_Extrait_:
Elle invoque bien ici encore ce savoir toujours déjà là de la
femme qui sait à l’avance comment on appelle ces choses :
« ce que l’on appelle fleurettes » caractérise
ironiquement le discours du comte, le met à distance comme un effet
de langage connu, comme un manège répertorié.
En même temps, la
marquise confesse qu’elle s’y est laissée prendre, qu’elle est
en train d’apprendre tout cela : « mais après tout,
il vaut mieux ne s’y point exposer » ; après tout,
c'est presque dire après coup qu’elle aurait dû ne pas s’y
exposer, qu’elle n’aurait jamais dû laisser le comte engager
avec elle ce commerce dont elle ne comprend que progressivement qu’il
ne sera pas sans conséquences.
Il y a marivaudage à
cause de cette ambiguïté : la marquise dit les choses comme si
elle les avait toujours sues ; et la marquise apprend les choses
au fur et à mesure qu’elle les dit. L’ambiguïté, chez
Marivaux, est toujours en même temps une ambiguïté sociale, qui
utilise le langage comme représentation d’un déclassement
bourgeois de la sociabilité aristocratique. Crébillon bénéficie
de cette démocratisation de la galanterie précieuse, mais,
apparemment, il ne la répercute pas fictionnellement : dans la
fiction crébillonienne, le savoir libertin, les choses du sexe se
substituent à la maîtrise sociale, pour laquelle il n’y a ni
enjeu ni combat.
C’est pourquoi la
trivialisation lexicale est si peu marquée, alors qu’elle
constitue un ressort essentiel du dialogue chez Marivaux. Il n’en
reste chez Crébillon que ce jeu de ce qui se présente comme déjà
su, déjà là (ce que c’est qu’un amant, qu’une stratégie de
séduction) et qui en même temps ne se découvre que
progressivement, toujours trop tard.
Le préalable du badinage
La réversion du savoir
en apprentissage constitue le ressort du badinage. Avant de
marivauder ou de persifler, la marquise badine. Le badinage est un
préalable nécessaire au dérapage et au rattrapage discursifs. La
marquise présente elle-même sa pratique d’épistolière comme une
conjuration du badinage. Le mot apparaît d’abord pour désigner le
vain discours de séduction de son mari :
« Le pauvre homme ! Je le
plaindrais bien s’il fallait qu’occupé sans cesse à me plaire,
il n’eût pour toute ressource que le triste badinage de l’amour
conjugal. » (L. I, p. 52.)

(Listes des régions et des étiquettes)
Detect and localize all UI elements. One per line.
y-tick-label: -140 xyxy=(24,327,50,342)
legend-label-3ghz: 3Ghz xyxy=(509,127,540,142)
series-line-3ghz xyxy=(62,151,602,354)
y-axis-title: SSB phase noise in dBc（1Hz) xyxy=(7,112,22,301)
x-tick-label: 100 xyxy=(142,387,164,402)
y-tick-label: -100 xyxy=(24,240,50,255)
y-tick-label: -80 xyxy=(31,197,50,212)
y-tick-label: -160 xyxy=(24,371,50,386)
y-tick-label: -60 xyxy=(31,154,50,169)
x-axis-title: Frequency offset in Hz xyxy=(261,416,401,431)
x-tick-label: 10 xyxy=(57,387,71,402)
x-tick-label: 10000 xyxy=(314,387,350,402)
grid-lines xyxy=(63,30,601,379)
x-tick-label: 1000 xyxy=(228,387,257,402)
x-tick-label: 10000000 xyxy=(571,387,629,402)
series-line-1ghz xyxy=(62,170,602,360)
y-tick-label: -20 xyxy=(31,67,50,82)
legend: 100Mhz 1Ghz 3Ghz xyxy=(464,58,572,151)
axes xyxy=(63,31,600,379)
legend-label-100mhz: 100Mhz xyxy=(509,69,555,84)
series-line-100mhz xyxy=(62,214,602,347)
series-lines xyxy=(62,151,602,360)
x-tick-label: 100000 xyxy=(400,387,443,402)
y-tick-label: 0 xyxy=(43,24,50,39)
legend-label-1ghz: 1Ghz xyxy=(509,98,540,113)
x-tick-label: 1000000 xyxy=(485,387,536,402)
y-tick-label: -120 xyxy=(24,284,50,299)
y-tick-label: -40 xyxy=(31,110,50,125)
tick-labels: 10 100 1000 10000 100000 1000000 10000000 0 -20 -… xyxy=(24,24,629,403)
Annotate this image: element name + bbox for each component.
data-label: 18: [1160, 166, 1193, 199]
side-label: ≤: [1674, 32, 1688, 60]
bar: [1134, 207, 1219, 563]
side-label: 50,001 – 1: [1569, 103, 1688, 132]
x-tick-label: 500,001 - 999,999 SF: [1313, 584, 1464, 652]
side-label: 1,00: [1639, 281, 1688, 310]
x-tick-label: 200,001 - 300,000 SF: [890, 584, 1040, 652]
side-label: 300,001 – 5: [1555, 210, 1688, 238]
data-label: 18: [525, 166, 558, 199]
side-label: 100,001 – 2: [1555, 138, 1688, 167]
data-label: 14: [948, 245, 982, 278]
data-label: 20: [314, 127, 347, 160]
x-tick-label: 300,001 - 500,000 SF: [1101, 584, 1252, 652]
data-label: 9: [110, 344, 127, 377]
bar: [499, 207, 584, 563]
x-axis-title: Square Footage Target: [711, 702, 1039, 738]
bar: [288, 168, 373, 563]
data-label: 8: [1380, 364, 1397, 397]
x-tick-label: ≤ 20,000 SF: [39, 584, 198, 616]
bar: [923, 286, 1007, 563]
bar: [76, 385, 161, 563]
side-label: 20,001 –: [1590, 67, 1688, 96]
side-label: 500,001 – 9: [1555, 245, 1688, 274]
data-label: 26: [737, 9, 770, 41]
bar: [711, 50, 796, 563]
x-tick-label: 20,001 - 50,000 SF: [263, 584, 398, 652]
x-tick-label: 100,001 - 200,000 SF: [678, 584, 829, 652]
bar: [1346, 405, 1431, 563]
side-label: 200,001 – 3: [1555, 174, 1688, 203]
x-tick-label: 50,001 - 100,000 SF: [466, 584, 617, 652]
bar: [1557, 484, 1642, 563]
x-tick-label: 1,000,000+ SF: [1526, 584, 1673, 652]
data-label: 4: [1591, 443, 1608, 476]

_Consigne A_: Les affirmations suivantes s’accordent-elles avec l’extrait ? (i) La trivialisation lexicale est un ressort essentiel du dialogue chez Marivaux. (ii) Crébillon répercute fictionnellement la démocratisation de la galanterie précieuse. (iii) Le mot « badinage » sert d’abord à désigner le discours de séduction du comte. Répondez par oui ou par non à chacune, en citant à l’identique les mots de l’extrait qui tranchent.
_Consigne B_: Renvoyez tel quel le passage de l’extrait qui commence aux mots « En même temps, la » et s’arrête après « pas sans conséquences. ».
Pour répondre, fiez-vous uniquement à l’extrait.

_Réponse A_:
(i) Oui : « elle constitue un ressort essentiel du dialogue chez Marivaux ».
(ii) Non : « apparemment, il ne la répercute pas fictionnellement ».
(iii) Non : « Le mot apparaît d’abord pour désigner le vain discours de séduction de son mari ».

_Réponse B_:
En même temps, la
marquise confesse qu’elle s’y est laissée prendre, qu’elle est
en train d’apprendre tout cela : « mais après tout,
il vaut mieux ne s’y point exposer » ; après tout,
c'est presque dire après coup qu’elle aurait dû ne pas s’y
exposer, qu’elle n’aurait jamais dû laisser le comte engager
avec elle ce commerce dont elle ne comprend que progressivement qu’il
ne sera pas sans conséquences.